=== CHALLENGE ===
Extract each line of the material that follows exactly and omit its pictures.

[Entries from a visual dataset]
┏━━
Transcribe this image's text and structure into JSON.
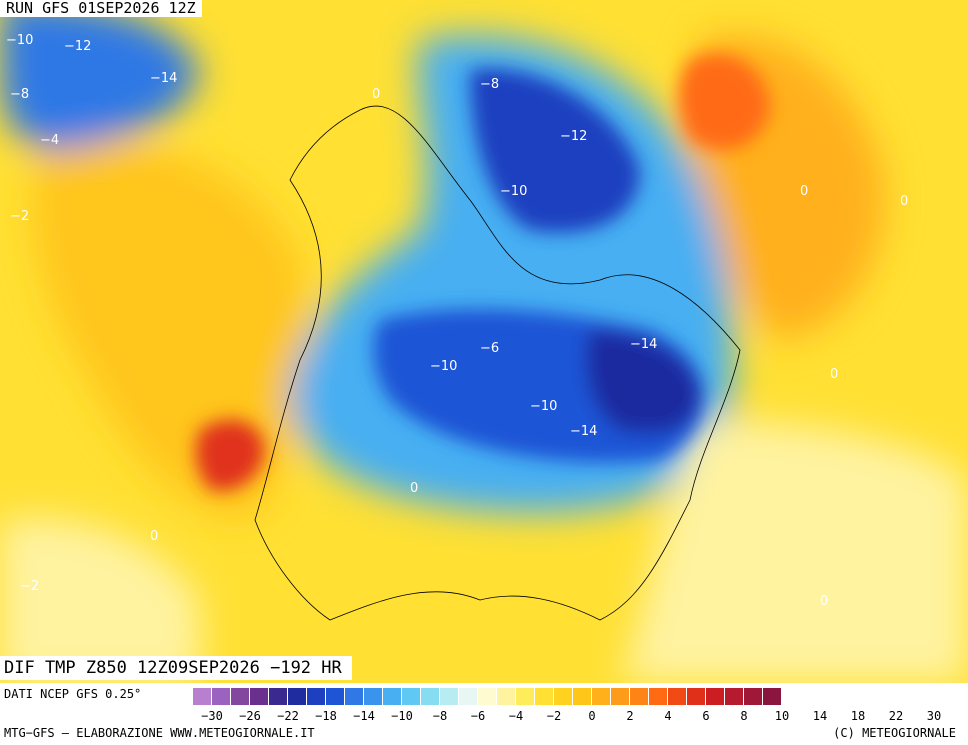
{
  "header": {
    "run": "RUN GFS 01SEP2026 12Z"
  },
  "title": "DIF TMP Z850 12Z09SEP2026 −192 HR",
  "legend": {
    "source": "DATI NCEP GFS 0.25°",
    "colors": [
      "#b87fd0",
      "#9c62c0",
      "#84479f",
      "#6b2f8e",
      "#3a2a8f",
      "#1f2ca0",
      "#1e3fc0",
      "#1e55d6",
      "#2f78e6",
      "#3a94ee",
      "#47aff2",
      "#5fc8f3",
      "#86dcf1",
      "#b6ecf2",
      "#e6f7f4",
      "#fffbd0",
      "#fff3a0",
      "#ffec5a",
      "#ffe033",
      "#ffd21f",
      "#ffc61a",
      "#ffb01a",
      "#ff9b1a",
      "#ff8416",
      "#ff6a12",
      "#f24a14",
      "#e0301a",
      "#cc1e22",
      "#b51a2e",
      "#a01838",
      "#8a1640"
    ],
    "ticks": [
      "−30",
      "−26",
      "−22",
      "−18",
      "−14",
      "−10",
      "−8",
      "−6",
      "−4",
      "−2",
      "0",
      "2",
      "4",
      "6",
      "8",
      "10",
      "14",
      "18",
      "22",
      "30"
    ]
  },
  "footer": {
    "left": "MTG−GFS — ELABORAZIONE WWW.METEOGIORNALE.IT",
    "right": "(C) METEOGIORNALE"
  },
  "map_labels": [
    "−10",
    "−12",
    "−8",
    "−6",
    "−4",
    "−2",
    "−14",
    "0",
    "−2",
    "−4",
    "−6",
    "−8",
    "−10",
    "−12",
    "−14"
  ]
}
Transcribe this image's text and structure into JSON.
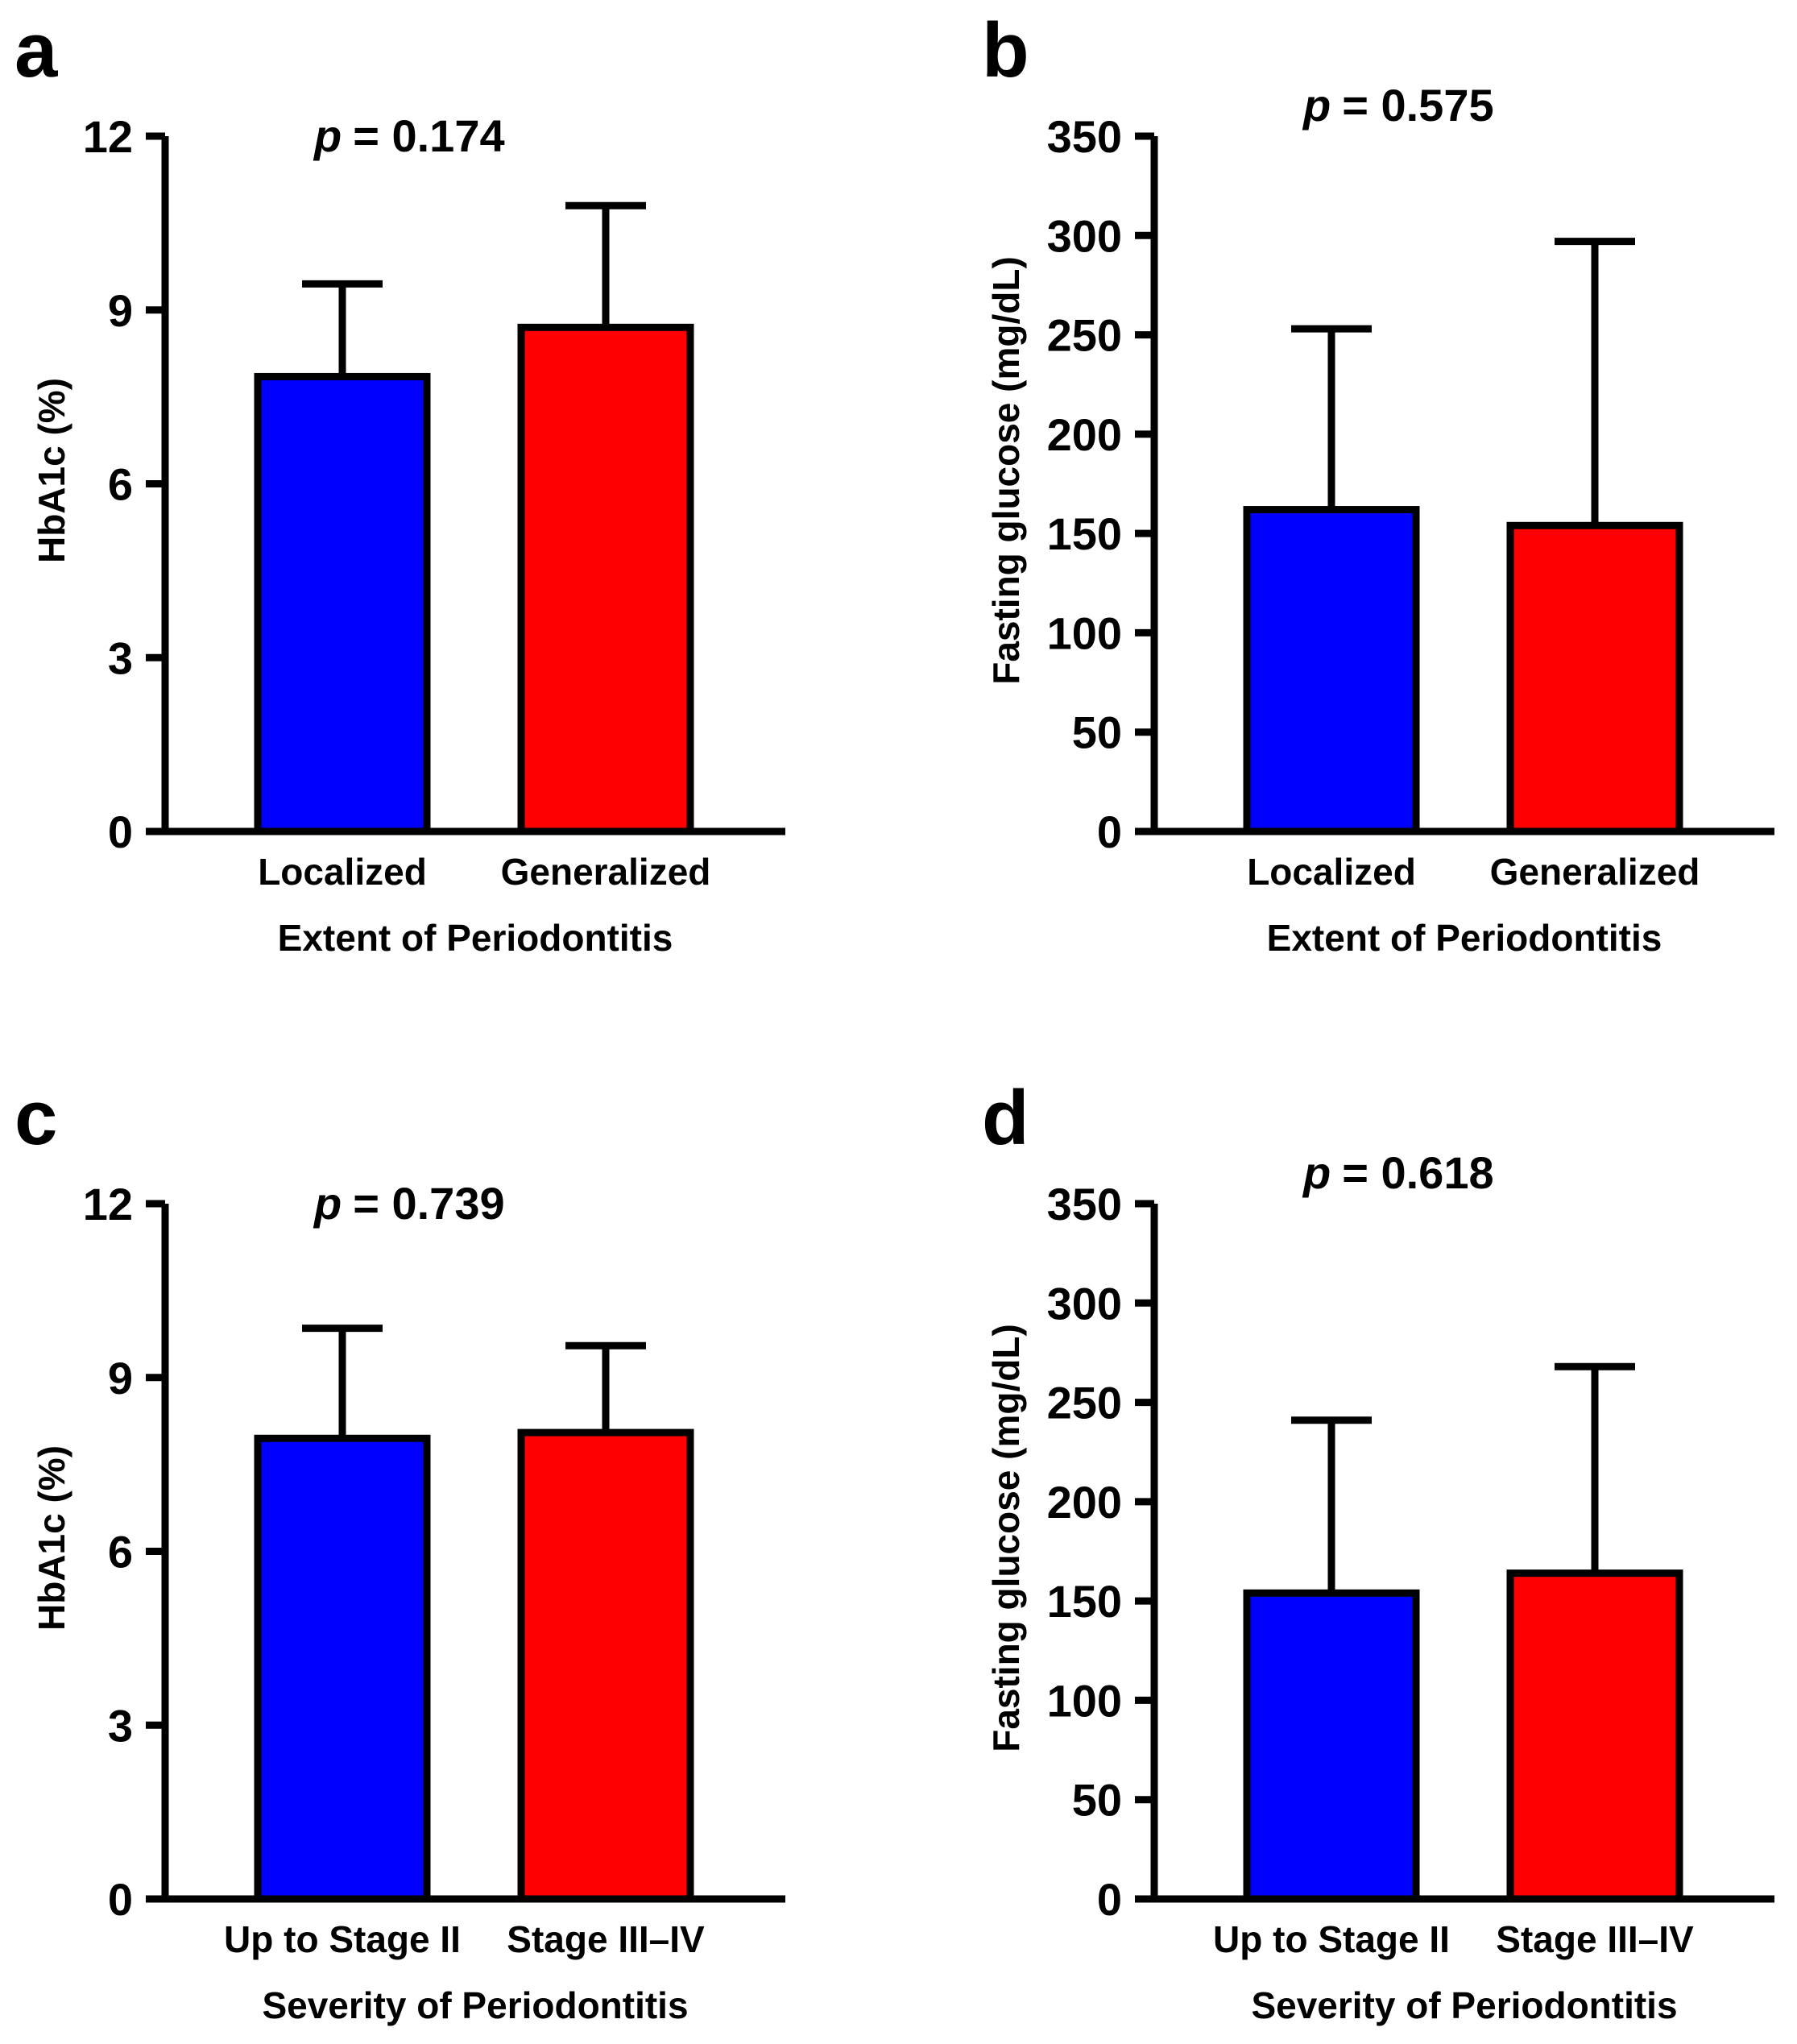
{
  "figure": {
    "panels": [
      "a",
      "b",
      "c",
      "d"
    ]
  },
  "chart_data": [
    {
      "panel": "a",
      "type": "bar",
      "p_label": "p",
      "p_value": "= 0.174",
      "categories": [
        "Localized",
        "Generalized"
      ],
      "values": [
        7.85,
        8.7
      ],
      "error_upper": [
        9.45,
        10.8
      ],
      "bar_colors": [
        "#0000ff",
        "#ff0000"
      ],
      "xlabel": "Extent of Periodontitis",
      "ylabel": "HbA1c (%)",
      "ylim": [
        0,
        12
      ],
      "yticks": [
        0,
        3,
        6,
        9,
        12
      ]
    },
    {
      "panel": "b",
      "type": "bar",
      "p_label": "p",
      "p_value": "= 0.575",
      "categories": [
        "Localized",
        "Generalized"
      ],
      "values": [
        162,
        154
      ],
      "error_upper": [
        253,
        297
      ],
      "bar_colors": [
        "#0000ff",
        "#ff0000"
      ],
      "xlabel": "Extent of Periodontitis",
      "ylabel": "Fasting glucose (mg/dL)",
      "ylim": [
        0,
        350
      ],
      "yticks": [
        0,
        50,
        100,
        150,
        200,
        250,
        300,
        350
      ]
    },
    {
      "panel": "c",
      "type": "bar",
      "p_label": "p",
      "p_value": "= 0.739",
      "categories": [
        "Up to Stage II",
        "Stage III–IV"
      ],
      "values": [
        7.95,
        8.05
      ],
      "error_upper": [
        9.85,
        9.55
      ],
      "bar_colors": [
        "#0000ff",
        "#ff0000"
      ],
      "xlabel": "Severity of Periodontitis",
      "ylabel": "HbA1c (%)",
      "ylim": [
        0,
        12
      ],
      "yticks": [
        0,
        3,
        6,
        9,
        12
      ]
    },
    {
      "panel": "d",
      "type": "bar",
      "p_label": "p",
      "p_value": "= 0.618",
      "categories": [
        "Up to Stage II",
        "Stage III–IV"
      ],
      "values": [
        154,
        164
      ],
      "error_upper": [
        241,
        268
      ],
      "bar_colors": [
        "#0000ff",
        "#ff0000"
      ],
      "xlabel": "Severity of Periodontitis",
      "ylabel": "Fasting glucose (mg/dL)",
      "ylim": [
        0,
        350
      ],
      "yticks": [
        0,
        50,
        100,
        150,
        200,
        250,
        300,
        350
      ]
    }
  ]
}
┗━━
=== WRITTEN RESPONSE ===
Transcribe this image's text and structure into JSON.
{
  "header": {
    "run": "RUN GFS 01SEP2026 12Z"
  },
  "title": "DIF TMP Z850 12Z09SEP2026 −192 HR",
  "legend": {
    "source": "DATI NCEP GFS 0.25°",
    "colors": [
      "#b87fd0",
      "#9c62c0",
      "#84479f",
      "#6b2f8e",
      "#3a2a8f",
      "#1f2ca0",
      "#1e3fc0",
      "#1e55d6",
      "#2f78e6",
      "#3a94ee",
      "#47aff2",
      "#5fc8f3",
      "#86dcf1",
      "#b6ecf2",
      "#e6f7f4",
      "#fffbd0",
      "#fff3a0",
      "#ffec5a",
      "#ffe033",
      "#ffd21f",
      "#ffc61a",
      "#ffb01a",
      "#ff9b1a",
      "#ff8416",
      "#ff6a12",
      "#f24a14",
      "#e0301a",
      "#cc1e22",
      "#b51a2e",
      "#a01838",
      "#8a1640"
    ],
    "ticks": [
      "−30",
      "−26",
      "−22",
      "−18",
      "−14",
      "−10",
      "−8",
      "−6",
      "−4",
      "−2",
      "0",
      "2",
      "4",
      "6",
      "8",
      "10",
      "14",
      "18",
      "22",
      "30"
    ]
  },
  "footer": {
    "left": "MTG−GFS — ELABORAZIONE WWW.METEOGIORNALE.IT",
    "right": "(C) METEOGIORNALE"
  },
  "map_labels": [
    "−10",
    "−12",
    "−8",
    "−6",
    "−4",
    "−2",
    "−14",
    "0",
    "−2",
    "−4",
    "−6",
    "−8",
    "−10",
    "−12",
    "−14"
  ]
}
Transcribe this image's text and structure into JSON.
{
  "figure": {
    "panels": [
      "a",
      "b",
      "c",
      "d"
    ]
  },
  "chart_data": [
    {
      "panel": "a",
      "type": "bar",
      "p_label": "p",
      "p_value": "= 0.174",
      "categories": [
        "Localized",
        "Generalized"
      ],
      "values": [
        7.85,
        8.7
      ],
      "error_upper": [
        9.45,
        10.8
      ],
      "bar_colors": [
        "#0000ff",
        "#ff0000"
      ],
      "xlabel": "Extent of Periodontitis",
      "ylabel": "HbA1c (%)",
      "ylim": [
        0,
        12
      ],
      "yticks": [
        0,
        3,
        6,
        9,
        12
      ]
    },
    {
      "panel": "b",
      "type": "bar",
      "p_label": "p",
      "p_value": "= 0.575",
      "categories": [
        "Localized",
        "Generalized"
      ],
      "values": [
        162,
        154
      ],
      "error_upper": [
        253,
        297
      ],
      "bar_colors": [
        "#0000ff",
        "#ff0000"
      ],
      "xlabel": "Extent of Periodontitis",
      "ylabel": "Fasting glucose (mg/dL)",
      "ylim": [
        0,
        350
      ],
      "yticks": [
        0,
        50,
        100,
        150,
        200,
        250,
        300,
        350
      ]
    },
    {
      "panel": "c",
      "type": "bar",
      "p_label": "p",
      "p_value": "= 0.739",
      "categories": [
        "Up to Stage II",
        "Stage III–IV"
      ],
      "values": [
        7.95,
        8.05
      ],
      "error_upper": [
        9.85,
        9.55
      ],
      "bar_colors": [
        "#0000ff",
        "#ff0000"
      ],
      "xlabel": "Severity of Periodontitis",
      "ylabel": "HbA1c (%)",
      "ylim": [
        0,
        12
      ],
      "yticks": [
        0,
        3,
        6,
        9,
        12
      ]
    },
    {
      "panel": "d",
      "type": "bar",
      "p_label": "p",
      "p_value": "= 0.618",
      "categories": [
        "Up to Stage II",
        "Stage III–IV"
      ],
      "values": [
        154,
        164
      ],
      "error_upper": [
        241,
        268
      ],
      "bar_colors": [
        "#0000ff",
        "#ff0000"
      ],
      "xlabel": "Severity of Periodontitis",
      "ylabel": "Fasting glucose (mg/dL)",
      "ylim": [
        0,
        350
      ],
      "yticks": [
        0,
        50,
        100,
        150,
        200,
        250,
        300,
        350
      ]
    }
  ]
}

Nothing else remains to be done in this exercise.